TRECHO SELECIONADO ::
☆ ☆ ☆ ☆ ☆ ☆ ☆
Sheri Sher - Mercedes Ladies

Sheri Sher, das Mercedes Ladies. Foto: Reprodução/Facebook

Conheça a fascinante — e pouco contada — história de Sheri Sher, DJ RD Smiley, Tracy T, Eve-a-Def, Zena-Z, DJ La Spank e DJ Baby D

“Eu tenho um sonho, eu acho… Tenho a urgência de ser alguém”. Assim se apresenta Sheri Sher, fundadora do primeiro grupo de rap feminino na história, em seu livro Mercedes Ladies, a única fonte disponível para conhecer a trajetória de garotas que, por volta de 1976, resolveram fazer do hip-hop uma forma de expressão, de grito e de fuga de um Bronx cheio de problemas. O prólogo da obra já é uma aula:

“Eu quero ser uma atriz, mas eu moro na periferia. Ninguém é descoberto aqui. Quem viria para esta parte do Bronx, correndo o risco de tomar um tiro ou ser assaltado, para descobrir talentos? Quero ser uma advogada, alguém importante, mas a quem estou enganando? É preciso boas notas e dinheiro para a faculdade, a não ser que tenha algum talento especial para conseguir uma bolsa. Minha mãe não pode pagar meus estudos. Ela tem 10 bocas para alimentar sozinha. Trabalha dia e noite para colocar comida na mesa e manter um teto sobre as nossas cabeças. Está nervosa o tempo todo. Não tem tempo para conversar sobre os meus sonhos. Eu entendo. Então, só o que eu posso fazer é imaginar.
☆ ☆ ☆ ☆ ☆ ☆ ☆
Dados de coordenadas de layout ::
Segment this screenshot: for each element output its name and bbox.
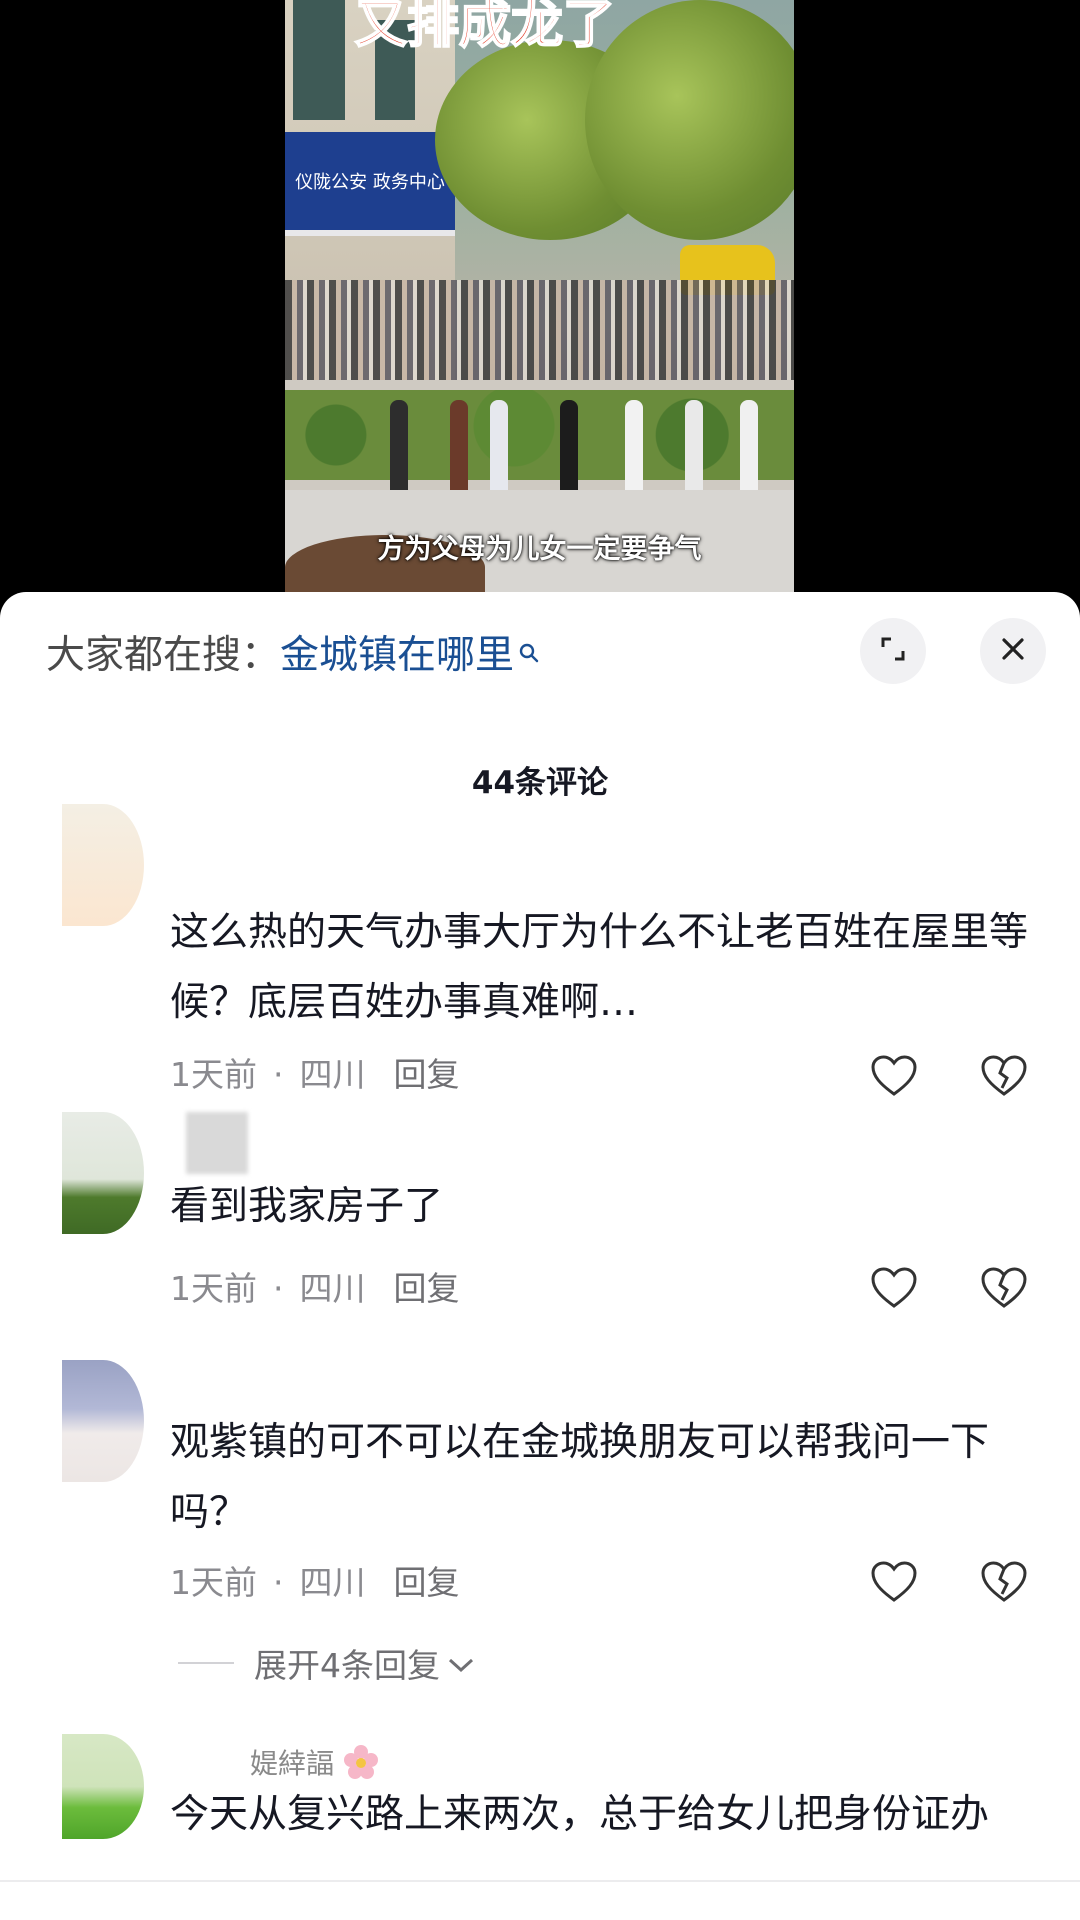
avatar[interactable]	[62, 804, 144, 926]
comment-location: 四川	[299, 1269, 366, 1308]
broken-heart-icon[interactable]	[980, 1054, 1028, 1098]
search-term-link[interactable]: 金城镇在哪里	[280, 633, 514, 678]
chevron-down-icon	[446, 1644, 476, 1683]
avatar[interactable]	[62, 1112, 144, 1234]
comment-count: 44条评论	[471, 765, 609, 801]
comment-text: 观紫镇的可不可以在金城换朋友可以帮我问一下吗？	[170, 1420, 990, 1535]
username-blurred	[186, 1112, 248, 1174]
heart-icon[interactable]	[870, 1054, 918, 1098]
avatar[interactable]	[62, 1734, 144, 1839]
close-button[interactable]	[980, 618, 1046, 684]
office-sign: 仪陇公安 政务中心	[285, 132, 455, 236]
comment-time: 1天前	[170, 1269, 257, 1308]
broken-heart-icon[interactable]	[980, 1266, 1028, 1310]
comment-time: 1天前	[170, 1563, 257, 1602]
queue-crowd	[285, 280, 794, 390]
expand-replies-label: 展开4条回复	[254, 1646, 440, 1685]
comment-time: 1天前	[170, 1055, 257, 1094]
heart-icon[interactable]	[870, 1560, 918, 1604]
comment-text: 看到我家房子了	[170, 1184, 444, 1229]
comment-text: 今天从复兴路上来两次，总于给女儿把身份证办	[170, 1792, 990, 1837]
comment-meta: 1天前 · 四川 回复	[170, 1055, 460, 1094]
comment-location: 四川	[299, 1055, 366, 1094]
comment-meta: 1天前 · 四川 回复	[170, 1563, 460, 1602]
broken-heart-icon[interactable]	[980, 1560, 1028, 1604]
bottom-divider	[0, 1880, 1080, 1920]
expand-button[interactable]	[860, 618, 926, 684]
reply-button[interactable]: 回复	[394, 1269, 460, 1308]
avatar[interactable]	[62, 1360, 144, 1482]
reply-button[interactable]: 回复	[394, 1055, 460, 1094]
video-frame: 仪陇公安 政务中心	[285, 0, 794, 600]
expand-replies-button[interactable]: 展开4条回复	[178, 1639, 476, 1687]
search-icon[interactable]	[518, 625, 540, 679]
video-title-overlay: 又排成龙了	[354, 0, 616, 56]
expand-icon	[878, 634, 908, 668]
close-icon	[999, 635, 1027, 667]
video-player[interactable]: 仪陇公安 政务中心 又排成龙了 方为父母为儿女一定要争气	[0, 0, 1080, 600]
search-suggestion[interactable]: 大家都在搜：金城镇在哪里	[46, 629, 540, 683]
heart-icon[interactable]	[870, 1266, 918, 1310]
video-subtitle: 方为父母为儿女一定要争气	[377, 534, 702, 565]
comment-location: 四川	[299, 1563, 366, 1602]
reply-button[interactable]: 回复	[394, 1563, 460, 1602]
comment-text: 这么热的天气办事大厅为什么不让老百姓在屋里等候？底层百姓办事真难啊…	[170, 910, 1029, 1025]
search-prefix: 大家都在搜：	[46, 633, 281, 678]
comment-meta: 1天前 · 四川 回复	[170, 1269, 460, 1308]
comment-sheet: 大家都在搜：金城镇在哪里 44条评论 这么热的天气办事大厅为什么不让老百姓在屋里…	[0, 592, 1080, 1920]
☆ ☆ ☆ ☆ ☆ ☆ ☆
TAREFA OBRIGATÓRIA :: Prossiga com o texto sobre Sheri Sher e as Mercedes Ladies a partir da última frase apresentada.

RESULTADO DO EXERCÍCIO ::
É difícil prestar atenção na escola. São tantos problemas em casa e parece que os professores também não estão nem aí. Nunca chegaram em mim para perguntar ‘hey Shelly, por que você falta tanto às aulas? Você precisa estudar’. Mas não. Eles não se importam comigo nem com minhas batalhas. As ruas me chamam; com a urgência de crescer a cada dia. Eu quero algo, mas não sei o que é, ainda. A única coisa que eu sei é que não quero ser uma drogada. Não quero vender drogas e nem roubar. Não suporto ver minha liberdade sendo tirada de mim. Mas que outras escolhas eu tenho? Quero ser alguém especial, mas o quê? Eu sou uma mulher negra. A única coisa que me pertence é meu corpo. Posso dar para todo mundo ou mostrar alguma autoestima, e tentar conseguir algum respeito dos homens ao meu lado. Decidi respeitar meu corpo. Vendê-lo está fora de questão”.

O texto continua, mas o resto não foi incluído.